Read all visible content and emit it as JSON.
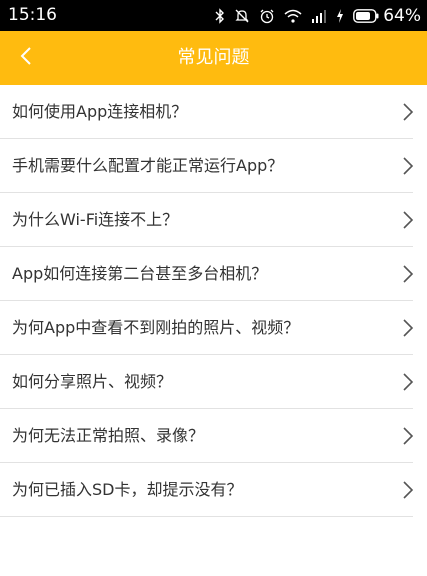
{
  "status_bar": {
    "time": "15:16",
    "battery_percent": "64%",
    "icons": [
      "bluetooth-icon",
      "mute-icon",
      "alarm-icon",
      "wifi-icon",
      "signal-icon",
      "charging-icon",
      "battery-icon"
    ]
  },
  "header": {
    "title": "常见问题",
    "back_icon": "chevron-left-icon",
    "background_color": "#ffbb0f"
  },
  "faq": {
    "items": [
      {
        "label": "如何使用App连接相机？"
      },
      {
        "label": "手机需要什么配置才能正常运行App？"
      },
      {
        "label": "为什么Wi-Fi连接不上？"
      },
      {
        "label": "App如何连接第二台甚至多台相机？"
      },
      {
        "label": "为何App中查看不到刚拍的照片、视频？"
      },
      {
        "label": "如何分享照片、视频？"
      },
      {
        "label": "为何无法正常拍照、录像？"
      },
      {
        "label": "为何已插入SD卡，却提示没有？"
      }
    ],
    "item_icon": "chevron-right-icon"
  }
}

- Written instruction
Output the data exactly. Pictures don't belong in the result.

- Response to this exercise
Read all visible content and emit it as JSON.
{
  "status_bar": {
    "time": "15:16",
    "battery_percent": "64%",
    "icons": [
      "bluetooth-icon",
      "mute-icon",
      "alarm-icon",
      "wifi-icon",
      "signal-icon",
      "charging-icon",
      "battery-icon"
    ]
  },
  "header": {
    "title": "常见问题",
    "back_icon": "chevron-left-icon",
    "background_color": "#ffbb0f"
  },
  "faq": {
    "items": [
      {
        "label": "如何使用App连接相机？"
      },
      {
        "label": "手机需要什么配置才能正常运行App？"
      },
      {
        "label": "为什么Wi-Fi连接不上？"
      },
      {
        "label": "App如何连接第二台甚至多台相机？"
      },
      {
        "label": "为何App中查看不到刚拍的照片、视频？"
      },
      {
        "label": "如何分享照片、视频？"
      },
      {
        "label": "为何无法正常拍照、录像？"
      },
      {
        "label": "为何已插入SD卡，却提示没有？"
      }
    ],
    "item_icon": "chevron-right-icon"
  }
}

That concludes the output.